# Start of Extracted information

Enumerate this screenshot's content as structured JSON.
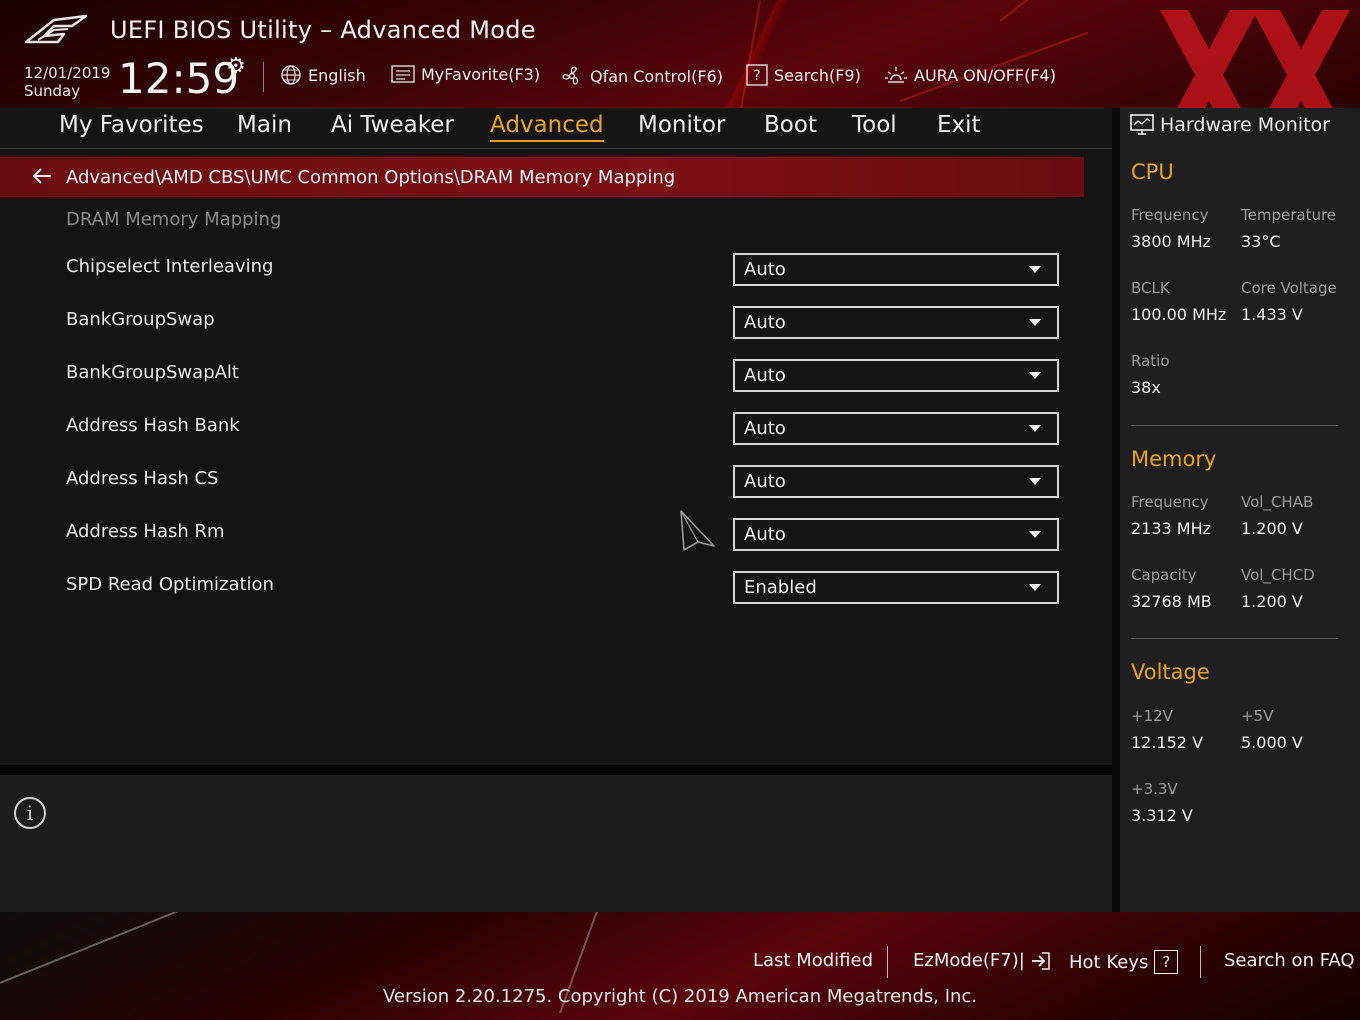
{
  "header": {
    "title": "UEFI BIOS Utility – Advanced Mode",
    "date": "12/01/2019",
    "day": "Sunday",
    "time": "12:59",
    "language": "English",
    "myfavorite": "MyFavorite(F3)",
    "qfan": "Qfan Control(F6)",
    "search": "Search(F9)",
    "aura": "AURA ON/OFF(F4)"
  },
  "nav": {
    "tabs": [
      {
        "label": "My Favorites"
      },
      {
        "label": "Main"
      },
      {
        "label": "Ai Tweaker"
      },
      {
        "label": "Advanced"
      },
      {
        "label": "Monitor"
      },
      {
        "label": "Boot"
      },
      {
        "label": "Tool"
      },
      {
        "label": "Exit"
      }
    ],
    "active": "Advanced"
  },
  "breadcrumb": {
    "path": "Advanced\\AMD CBS\\UMC Common Options\\DRAM Memory Mapping"
  },
  "main": {
    "section_title": "DRAM Memory Mapping",
    "settings": [
      {
        "label": "Chipselect Interleaving",
        "value": "Auto"
      },
      {
        "label": "BankGroupSwap",
        "value": "Auto"
      },
      {
        "label": "BankGroupSwapAlt",
        "value": "Auto"
      },
      {
        "label": "Address Hash Bank",
        "value": "Auto"
      },
      {
        "label": "Address Hash CS",
        "value": "Auto"
      },
      {
        "label": "Address Hash Rm",
        "value": "Auto"
      },
      {
        "label": "SPD Read Optimization",
        "value": "Enabled"
      }
    ]
  },
  "hw": {
    "title": "Hardware Monitor",
    "cpu": {
      "heading": "CPU",
      "freq_label": "Frequency",
      "freq": "3800 MHz",
      "temp_label": "Temperature",
      "temp": "33°C",
      "bclk_label": "BCLK",
      "bclk": "100.00 MHz",
      "vcore_label": "Core Voltage",
      "vcore": "1.433 V",
      "ratio_label": "Ratio",
      "ratio": "38x"
    },
    "memory": {
      "heading": "Memory",
      "freq_label": "Frequency",
      "freq": "2133 MHz",
      "chab_label": "Vol_CHAB",
      "chab": "1.200 V",
      "cap_label": "Capacity",
      "cap": "32768 MB",
      "chcd_label": "Vol_CHCD",
      "chcd": "1.200 V"
    },
    "voltage": {
      "heading": "Voltage",
      "v12_label": "+12V",
      "v12": "12.152 V",
      "v5_label": "+5V",
      "v5": "5.000 V",
      "v33_label": "+3.3V",
      "v33": "3.312 V"
    }
  },
  "footer": {
    "last_modified": "Last Modified",
    "ezmode": "EzMode(F7)|",
    "hotkeys": "Hot Keys",
    "hotkeys_key": "?",
    "faq": "Search on FAQ",
    "version": "Version 2.20.1275. Copyright (C) 2019 American Megatrends, Inc."
  },
  "colors": {
    "accent": "#e7a51c",
    "breadcrumb_bg": "#7c1014",
    "panel_bg": "#1f1f1f"
  },
  "icons": [
    "rog-logo-icon",
    "gear-icon",
    "globe-icon",
    "favorite-list-icon",
    "fan-icon",
    "search-help-icon",
    "aura-light-icon",
    "back-arrow-icon",
    "chevron-down-icon",
    "info-icon",
    "monitor-icon",
    "exit-arrow-icon",
    "mouse-cursor-icon"
  ]
}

# End of Extracted information

- **What is asked**: Identify and extract each line of the listing that contains "Advanced".

- **Complete output**:
    "title": "UEFI BIOS Utility – Advanced Mode",
        "label": "Advanced"
    "active": "Advanced"
    "path": "Advanced\\AMD CBS\\UMC Common Options\\DRAM Memory Mapping"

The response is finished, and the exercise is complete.